--- Task instructions ---
Lay out every line of the listing below as a Markdown table with the columns "No." and "Line", numbering the rows in order and omitting blank lines.

--- Entries shown ---
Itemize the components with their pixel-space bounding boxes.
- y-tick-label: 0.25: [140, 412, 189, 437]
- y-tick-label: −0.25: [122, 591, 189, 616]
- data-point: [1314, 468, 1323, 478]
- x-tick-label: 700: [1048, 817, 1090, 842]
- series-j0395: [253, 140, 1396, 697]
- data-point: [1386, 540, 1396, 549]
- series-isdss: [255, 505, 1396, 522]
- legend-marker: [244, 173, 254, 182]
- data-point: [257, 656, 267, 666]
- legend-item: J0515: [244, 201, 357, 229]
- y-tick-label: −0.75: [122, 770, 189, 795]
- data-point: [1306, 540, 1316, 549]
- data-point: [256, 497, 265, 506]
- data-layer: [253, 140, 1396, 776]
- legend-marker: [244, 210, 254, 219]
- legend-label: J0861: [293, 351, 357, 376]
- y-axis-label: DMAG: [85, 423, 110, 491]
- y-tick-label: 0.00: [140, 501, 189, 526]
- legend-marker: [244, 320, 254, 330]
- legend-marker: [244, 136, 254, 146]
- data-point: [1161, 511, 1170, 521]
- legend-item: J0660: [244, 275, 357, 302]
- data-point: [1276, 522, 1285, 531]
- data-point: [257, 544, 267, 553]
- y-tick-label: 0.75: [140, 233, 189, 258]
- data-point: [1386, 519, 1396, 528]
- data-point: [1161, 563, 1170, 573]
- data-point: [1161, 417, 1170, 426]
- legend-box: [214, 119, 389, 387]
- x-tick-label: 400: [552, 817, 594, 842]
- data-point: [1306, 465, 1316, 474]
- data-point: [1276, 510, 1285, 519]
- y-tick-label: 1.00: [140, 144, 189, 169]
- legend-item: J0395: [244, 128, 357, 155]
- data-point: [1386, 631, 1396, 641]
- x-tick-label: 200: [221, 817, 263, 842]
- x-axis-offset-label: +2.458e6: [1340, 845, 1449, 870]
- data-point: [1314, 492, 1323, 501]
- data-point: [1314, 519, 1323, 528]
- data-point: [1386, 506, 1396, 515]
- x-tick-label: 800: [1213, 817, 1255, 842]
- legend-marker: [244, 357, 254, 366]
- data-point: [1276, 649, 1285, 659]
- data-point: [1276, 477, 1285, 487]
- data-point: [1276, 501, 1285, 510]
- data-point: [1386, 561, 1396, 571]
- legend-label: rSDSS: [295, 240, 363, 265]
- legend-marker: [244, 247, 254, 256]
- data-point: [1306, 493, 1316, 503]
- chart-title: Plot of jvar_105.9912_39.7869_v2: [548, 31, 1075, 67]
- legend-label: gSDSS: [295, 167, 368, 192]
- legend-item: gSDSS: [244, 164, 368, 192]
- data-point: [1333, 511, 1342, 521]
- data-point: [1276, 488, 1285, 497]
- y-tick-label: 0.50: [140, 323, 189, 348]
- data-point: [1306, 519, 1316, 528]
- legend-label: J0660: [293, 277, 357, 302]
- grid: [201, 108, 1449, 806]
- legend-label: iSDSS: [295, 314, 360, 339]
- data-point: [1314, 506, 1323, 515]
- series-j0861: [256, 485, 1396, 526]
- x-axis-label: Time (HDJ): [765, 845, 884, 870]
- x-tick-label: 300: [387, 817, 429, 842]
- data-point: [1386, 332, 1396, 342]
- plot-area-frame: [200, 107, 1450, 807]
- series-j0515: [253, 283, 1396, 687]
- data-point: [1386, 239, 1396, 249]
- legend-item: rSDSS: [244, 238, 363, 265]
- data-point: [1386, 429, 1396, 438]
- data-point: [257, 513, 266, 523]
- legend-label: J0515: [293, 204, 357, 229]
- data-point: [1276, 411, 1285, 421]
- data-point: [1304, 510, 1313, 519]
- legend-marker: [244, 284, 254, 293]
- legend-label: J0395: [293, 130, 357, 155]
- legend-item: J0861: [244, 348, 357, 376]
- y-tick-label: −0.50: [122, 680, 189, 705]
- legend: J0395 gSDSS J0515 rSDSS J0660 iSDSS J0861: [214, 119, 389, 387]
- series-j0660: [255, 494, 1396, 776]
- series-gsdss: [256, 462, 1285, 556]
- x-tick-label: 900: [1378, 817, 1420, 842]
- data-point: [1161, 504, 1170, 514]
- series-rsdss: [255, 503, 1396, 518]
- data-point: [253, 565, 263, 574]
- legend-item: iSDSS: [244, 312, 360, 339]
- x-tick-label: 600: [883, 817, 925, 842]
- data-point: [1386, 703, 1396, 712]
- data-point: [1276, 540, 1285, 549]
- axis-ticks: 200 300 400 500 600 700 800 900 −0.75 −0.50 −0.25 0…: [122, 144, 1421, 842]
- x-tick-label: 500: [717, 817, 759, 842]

--- Written response ---
| No. | Line |
|---|---|
| 1 | Itemize the components with their pixel-space bounding boxes. |
| 2 | - y-tick-label: 0.25: [140, 412, 189, 437] |
| 3 | - y-tick-label: −0.25: [122, 591, 189, 616] |
| 4 | - data-point: [1314, 468, 1323, 478] |
| 5 | - x-tick-label: 700: [1048, 817, 1090, 842] |
| 6 | - series-j0395: [253, 140, 1396, 697] |
| 7 | - data-point: [1386, 540, 1396, 549] |
| 8 | - series-isdss: [255, 505, 1396, 522] |
| 9 | - legend-marker: [244, 173, 254, 182] |
| 10 | - data-point: [257, 656, 267, 666] |
| 11 | - legend-item: J0515: [244, 201, 357, 229] |
| 12 | - y-tick-label: −0.75: [122, 770, 189, 795] |
| 13 | - data-point: [1306, 540, 1316, 549] |
| 14 | - data-point: [256, 497, 265, 506] |
| 15 | - data-layer: [253, 140, 1396, 776] |
| 16 | - legend-marker: [244, 210, 254, 219] |
| 17 | - legend-label: J0861: [293, 351, 357, 376] |
| 18 | - y-axis-label: DMAG: [85, 423, 110, 491] |
| 19 | - y-tick-label: 0.00: [140, 501, 189, 526] |
| 20 | - legend-marker: [244, 320, 254, 330] |
| 21 | - legend-marker: [244, 136, 254, 146] |
| 22 | - data-point: [1161, 511, 1170, 521] |
| 23 | - legend-item: J0660: [244, 275, 357, 302] |
| 24 | - data-point: [1276, 522, 1285, 531] |
| 25 | - data-point: [257, 544, 267, 553] |
| 26 | - y-tick-label: 0.75: [140, 233, 189, 258] |
| 27 | - data-point: [1386, 519, 1396, 528] |
| 28 | - data-point: [1161, 563, 1170, 573] |
| 29 | - data-point: [1161, 417, 1170, 426] |
| 30 | - legend-box: [214, 119, 389, 387] |
| 31 | - x-tick-label: 400: [552, 817, 594, 842] |
| 32 | - data-point: [1306, 465, 1316, 474] |
| 33 | - data-point: [1276, 510, 1285, 519] |
| 34 | - y-tick-label: 1.00: [140, 144, 189, 169] |
| 35 | - legend-item: J0395: [244, 128, 357, 155] |
| 36 | - data-point: [1386, 631, 1396, 641] |
| 37 | - x-tick-label: 200: [221, 817, 263, 842] |
| 38 | - x-axis-offset-label: +2.458e6: [1340, 845, 1449, 870] |
| 39 | - data-point: [1314, 492, 1323, 501] |
| 40 | - data-point: [1314, 519, 1323, 528] |
| 41 | - data-point: [1386, 506, 1396, 515] |
| 42 | - x-tick-label: 800: [1213, 817, 1255, 842] |
| 43 | - legend-marker: [244, 357, 254, 366] |
| 44 | - data-point: [1276, 649, 1285, 659] |
| 45 | - data-point: [1276, 477, 1285, 487] |
| 46 | - data-point: [1276, 501, 1285, 510] |
| 47 | - data-point: [1386, 561, 1396, 571] |
| 48 | - legend-label: rSDSS: [295, 240, 363, 265] |
| 49 | - legend-marker: [244, 247, 254, 256] |
| 50 | - data-point: [1306, 493, 1316, 503] |
| 51 | - chart-title: Plot of jvar_105.9912_39.7869_v2: [548, 31, 1075, 67] |
| 52 | - legend-label: gSDSS: [295, 167, 368, 192] |
| 53 | - legend-item: gSDSS: [244, 164, 368, 192] |
| 54 | - data-point: [1333, 511, 1342, 521] |
| 55 | - data-point: [1276, 488, 1285, 497] |
| 56 | - y-tick-label: 0.50: [140, 323, 189, 348] |
| 57 | - data-point: [1306, 519, 1316, 528] |
| 58 | - legend-label: J0660: [293, 277, 357, 302] |
| 59 | - grid: [201, 108, 1449, 806] |
| 60 | - legend-label: iSDSS: [295, 314, 360, 339] |
| 61 | - data-point: [1314, 506, 1323, 515] |
| 62 | - series-j0861: [256, 485, 1396, 526] |
| 63 | - x-axis-label: Time (HDJ): [765, 845, 884, 870] |
| 64 | - x-tick-label: 300: [387, 817, 429, 842] |
| 65 | - data-point: [1386, 332, 1396, 342] |
| 66 | - plot-area-frame: [200, 107, 1450, 807] |
| 67 | - series-j0515: [253, 283, 1396, 687] |
| 68 | - data-point: [1386, 239, 1396, 249] |
| 69 | - legend-item: rSDSS: [244, 238, 363, 265] |
| 70 | - data-point: [1386, 429, 1396, 438] |
| 71 | - data-point: [257, 513, 266, 523] |
| 72 | - legend-label: J0515: [293, 204, 357, 229] |
| 73 | - data-point: [1276, 411, 1285, 421] |
| 74 | - data-point: [1304, 510, 1313, 519] |
| 75 | - legend-marker: [244, 284, 254, 293] |
| 76 | - legend-label: J0395: [293, 130, 357, 155] |
| 77 | - legend-item: J0861: [244, 348, 357, 376] |
| 78 | - y-tick-label: −0.50: [122, 680, 189, 705] |
| 79 | - legend: J0395 gSDSS J0515 rSDSS J0660 iSDSS J0861: [214, 119, 389, 387] |
| 80 | - series-j0660: [255, 494, 1396, 776] |
| 81 | - series-gsdss: [256, 462, 1285, 556] |
| 82 | - x-tick-label: 900: [1378, 817, 1420, 842] |
| 83 | - data-point: [1161, 504, 1170, 514] |
| 84 | - series-rsdss: [255, 503, 1396, 518] |
| 85 | - data-point: [253, 565, 263, 574] |
| 86 | - legend-item: iSDSS: [244, 312, 360, 339] |
| 87 | - x-tick-label: 600: [883, 817, 925, 842] |
| 88 | - data-point: [1386, 703, 1396, 712] |
| 89 | - data-point: [1276, 540, 1285, 549] |
| 90 | - axis-ticks: 200 300 400 500 600 700 800 900 −0.75 −0.50 −0.25 0…: [122, 144, 1421, 842] |
| 91 | - x-tick-label: 500: [717, 817, 759, 842] |